▶ _Exercise requirements_
1. According to the caterpillar transformation text, what does being in business need?
2. Write the next part of the caterpillar transformation text, picking up after its final sentence.

Caterpillar transformation

fluffy caterpillar

I wrote a previous piece on needing to become liquid to change. I have taken a little longer to reflect on how nature has created her own transformation program and thought perhaps there’s something we can all learn here. Especially those of you who always seem to find yourselves involved in organisational change in some way. Whether it is about directing it, implementing it, designing it, or becoming it. And as people interested in reimagining our current realities and creating new ones, transformation (at a scale) is an important topic.

I thought we’d take a closer look at how the caterpillar does it. And perhaps, to take a leaf from a hungry caterpillar…

…instead of focussing on organisational transformation, we should be exploring what organisational metamorphosis looks like.

I believe what it means to be in business needs a complete redefinition rather than change around the edges.

Find the right host environment

We start with an egg, don’t ask me where the egg comes from, that is another conversation. The egg is attached to a leaf. This leaf is special, it’s not any leaf. It is the leaf of the host plant that provides exactly the right environment and chance for survival for the caterpillar who will soon emerge. The leaf is one that will eventually become food for the very hungry caterpillar.

Environment plays a crucial role in enabling transformationThe egg is placed on a leaf that will provide all the support, protection and nutrition the little caterpillar needs to sustain the transformation. Any transformation effort is going to consume energy and requires specific resources tuned to the activities of change. This change might be the introduction of a new innovation capability or culture, or the transformation of an entire organisation’s ways of working.

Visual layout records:
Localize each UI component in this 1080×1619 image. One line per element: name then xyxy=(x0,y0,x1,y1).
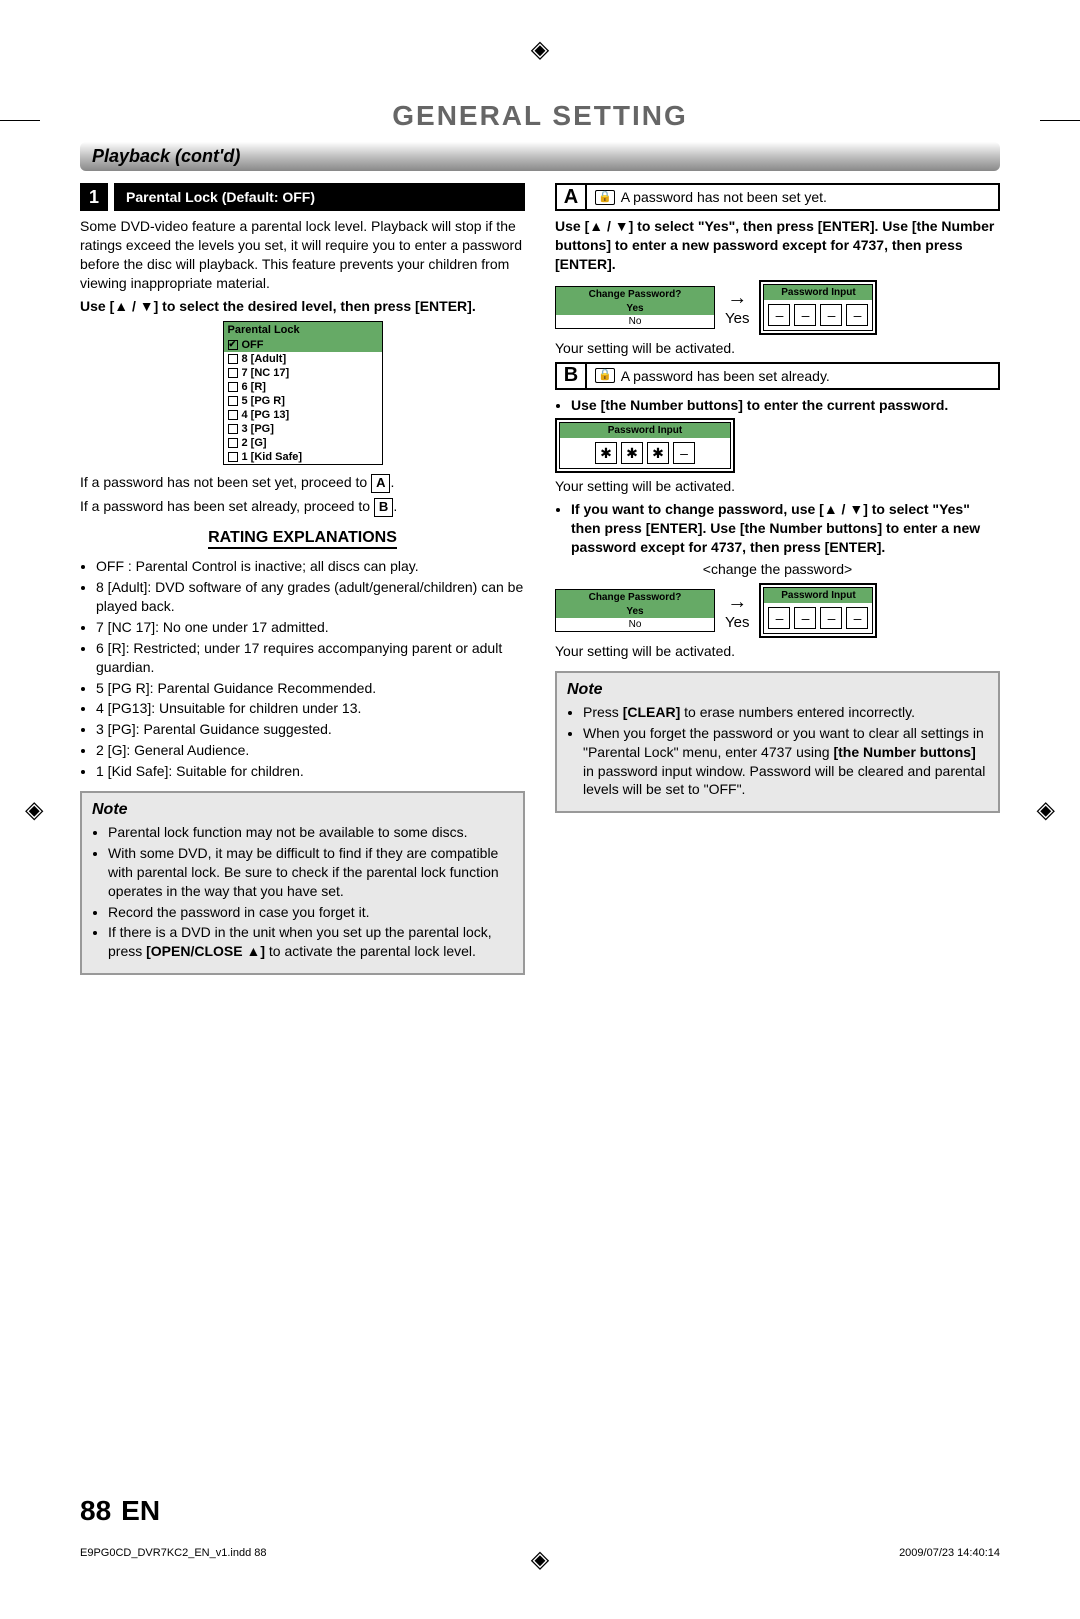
menu-item: OFF xyxy=(224,338,382,352)
menu-item: 7 [NC 17] xyxy=(224,366,382,380)
menu-item: 2 [G] xyxy=(224,436,382,450)
intro-text: Some DVD-video feature a parental lock l… xyxy=(80,217,525,293)
parental-lock-menu: Parental Lock OFF8 [Adult]7 [NC 17]6 [R]… xyxy=(223,321,383,465)
password-input-frame-b: Password Input –––– xyxy=(759,583,877,638)
password-input-b: Password Input ✱✱✱– xyxy=(555,418,735,473)
dialog-row-b: Change Password? Yes No → Yes Password I… xyxy=(555,583,1000,638)
arrow-icon: → xyxy=(727,287,747,310)
arrow-label-b: Yes xyxy=(725,614,749,631)
a-instruction: Use [▲ / ▼] to select "Yes", then press … xyxy=(555,217,1000,274)
right-column: A 🔒 A password has not been set yet. Use… xyxy=(555,183,1000,975)
page-footer: 88 EN xyxy=(80,1495,1000,1527)
menu-item: 4 [PG 13] xyxy=(224,408,382,422)
b-text: A password has been set already. xyxy=(621,368,830,384)
note-item: Record the password in case you forget i… xyxy=(108,903,513,922)
instruction-text: Use [▲ / ▼] to select the desired level,… xyxy=(80,297,525,316)
page-title: GENERAL SETTING xyxy=(80,100,1000,132)
note-box-left: Note Parental lock function may not be a… xyxy=(80,791,525,975)
menu-item: 8 [Adult] xyxy=(224,352,382,366)
menu-item: 5 [PG R] xyxy=(224,394,382,408)
rating-heading: RATING EXPLANATIONS xyxy=(208,529,397,549)
rating-item: 5 [PG R]: Parental Guidance Recommended. xyxy=(96,679,525,698)
rating-item: 7 [NC 17]: No one under 17 admitted. xyxy=(96,618,525,637)
note-item: If there is a DVD in the unit when you s… xyxy=(108,923,513,961)
rating-item: 3 [PG]: Parental Guidance suggested. xyxy=(96,720,525,739)
change-password-dialog-b: Change Password? Yes No xyxy=(555,589,715,632)
b-instruction-1: Use [the Number buttons] to enter the cu… xyxy=(555,396,1000,415)
note-item: Parental lock function may not be availa… xyxy=(108,823,513,842)
registration-mark-bottom: ◈ xyxy=(531,1545,549,1574)
step-label: Parental Lock (Default: OFF) xyxy=(114,183,525,211)
note-item: With some DVD, it may be difficult to fi… xyxy=(108,844,513,901)
proceed-b-line: If a password has been set already, proc… xyxy=(80,497,525,517)
menu-item: 1 [Kid Safe] xyxy=(224,450,382,464)
activated-b1: Your setting will be activated. xyxy=(555,477,1000,496)
lock-icon: 🔒 xyxy=(595,190,615,205)
lock-icon: 🔒 xyxy=(595,368,615,383)
note-item: When you forget the password or you want… xyxy=(583,724,988,800)
ratings-list: OFF : Parental Control is inactive; all … xyxy=(80,557,525,781)
activated-a: Your setting will be activated. xyxy=(555,339,1000,358)
change-password-dialog: Change Password? Yes No xyxy=(555,286,715,329)
b-instruction-2: If you want to change password, use [▲ /… xyxy=(555,500,1000,557)
step-number: 1 xyxy=(80,183,108,211)
a-text: A password has not been set yet. xyxy=(621,189,827,205)
section-header: Playback (cont'd) xyxy=(80,142,1000,171)
change-caption: <change the password> xyxy=(555,561,1000,577)
dialog-row-a: Change Password? Yes No → Yes Password I… xyxy=(555,280,1000,335)
note-title-r: Note xyxy=(567,681,988,699)
note-box-right: Note Press [CLEAR] to erase numbers ente… xyxy=(555,671,1000,813)
ab-letter-a: A xyxy=(557,185,587,209)
password-input-frame: Password Input –––– xyxy=(759,280,877,335)
crop-mark xyxy=(0,120,40,121)
box-a: A 🔒 A password has not been set yet. xyxy=(555,183,1000,211)
arrow-label: Yes xyxy=(725,310,749,327)
meta-date: 2009/07/23 14:40:14 xyxy=(899,1547,1000,1559)
box-letter-b: B xyxy=(374,498,393,517)
rating-item: 2 [G]: General Audience. xyxy=(96,741,525,760)
registration-mark-left: ◈ xyxy=(25,795,43,824)
rating-item: 4 [PG13]: Unsuitable for children under … xyxy=(96,699,525,718)
rating-item: OFF : Parental Control is inactive; all … xyxy=(96,557,525,576)
rating-item: 6 [R]: Restricted; under 17 requires acc… xyxy=(96,639,525,677)
note-list-r: Press [CLEAR] to erase numbers entered i… xyxy=(567,703,988,799)
ab-letter-b: B xyxy=(557,364,587,388)
box-b: B 🔒 A password has been set already. xyxy=(555,362,1000,390)
menu-header: Parental Lock xyxy=(224,322,382,338)
note-list: Parental lock function may not be availa… xyxy=(92,823,513,961)
left-column: 1 Parental Lock (Default: OFF) Some DVD-… xyxy=(80,183,525,975)
registration-mark-right: ◈ xyxy=(1037,795,1055,824)
box-letter-a: A xyxy=(371,474,390,493)
rating-item: 1 [Kid Safe]: Suitable for children. xyxy=(96,762,525,781)
page-lang: EN xyxy=(121,1495,160,1527)
note-title: Note xyxy=(92,801,513,819)
registration-mark-top: ◈ xyxy=(531,35,549,64)
menu-item: 3 [PG] xyxy=(224,422,382,436)
arrow-icon: → xyxy=(727,591,747,614)
note-item: Press [CLEAR] to erase numbers entered i… xyxy=(583,703,988,722)
activated-b2: Your setting will be activated. xyxy=(555,642,1000,661)
crop-mark xyxy=(1040,120,1080,121)
proceed-a-line: If a password has not been set yet, proc… xyxy=(80,473,525,493)
page-number: 88 xyxy=(80,1495,111,1527)
menu-item: 6 [R] xyxy=(224,380,382,394)
meta-file: E9PG0CD_DVR7KC2_EN_v1.indd 88 xyxy=(80,1547,267,1559)
rating-item: 8 [Adult]: DVD software of any grades (a… xyxy=(96,578,525,616)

▶ _Outputs by task_
1. A complete redefinition rather than change around the edges.

2.
The activities of transformation differ to those of business as usual. There will always be tension here. This tension is often referred to as the ‘pain of change’ though it certainly doesn’t need to be. We can design for all conditions of transformation, though we first need to be aware we can and know what to design for, and then we need to want to.

Have a clear outcome in mind—singular focus

When the egg hatches, the baby caterpillar emerges. It has one thing on its mind. A singular focus. That singular focus is to eat eat eat. It consumes the leaf that was its home and grows in width and length. It eats to store energy for the next phase of change it will need to go through along its journey to becoming a butterfly.

When we begin with transformation, we need a singular focus—the outcome of transformation. Not the ‘what’ or ‘how’ of transformation, but the ‘why’. This needs to be clear all the way through. This is our singular focus.

Often, we try to do too many things at once. When we do this, we need structures and governance to manage the competing requirements and complexity of tasks. We then realise, we have essentially re-created what we already had. The thing that sets successful transformation apart is the teams ability to focus their efforts on a meaningful outcome rather than being sucked into the vortex of the current world. We can’t transform completely without first having this singular focus on the transformation outcome.

Be prepared for multiple iterations

As the caterpillar grows, it sheds it skin. It doesn’t get a bigger skin and then grow into it. It grows a skin underneath the one it already has, and sheds the old skin. It does this over and over again, about five times I think. At the first shedding, it doesn’t look like much, by the time the fifth shedding has occured it kind of looks like what its supposed to, a caterpillar.

When progressing along the transformation path, we need to grow many different skins. Each layer of skin might relate to the different elements involved in the transformation, ways of working, technology, brand, culture, so on. The most important point is that we grow the new skin first, without shedding the old.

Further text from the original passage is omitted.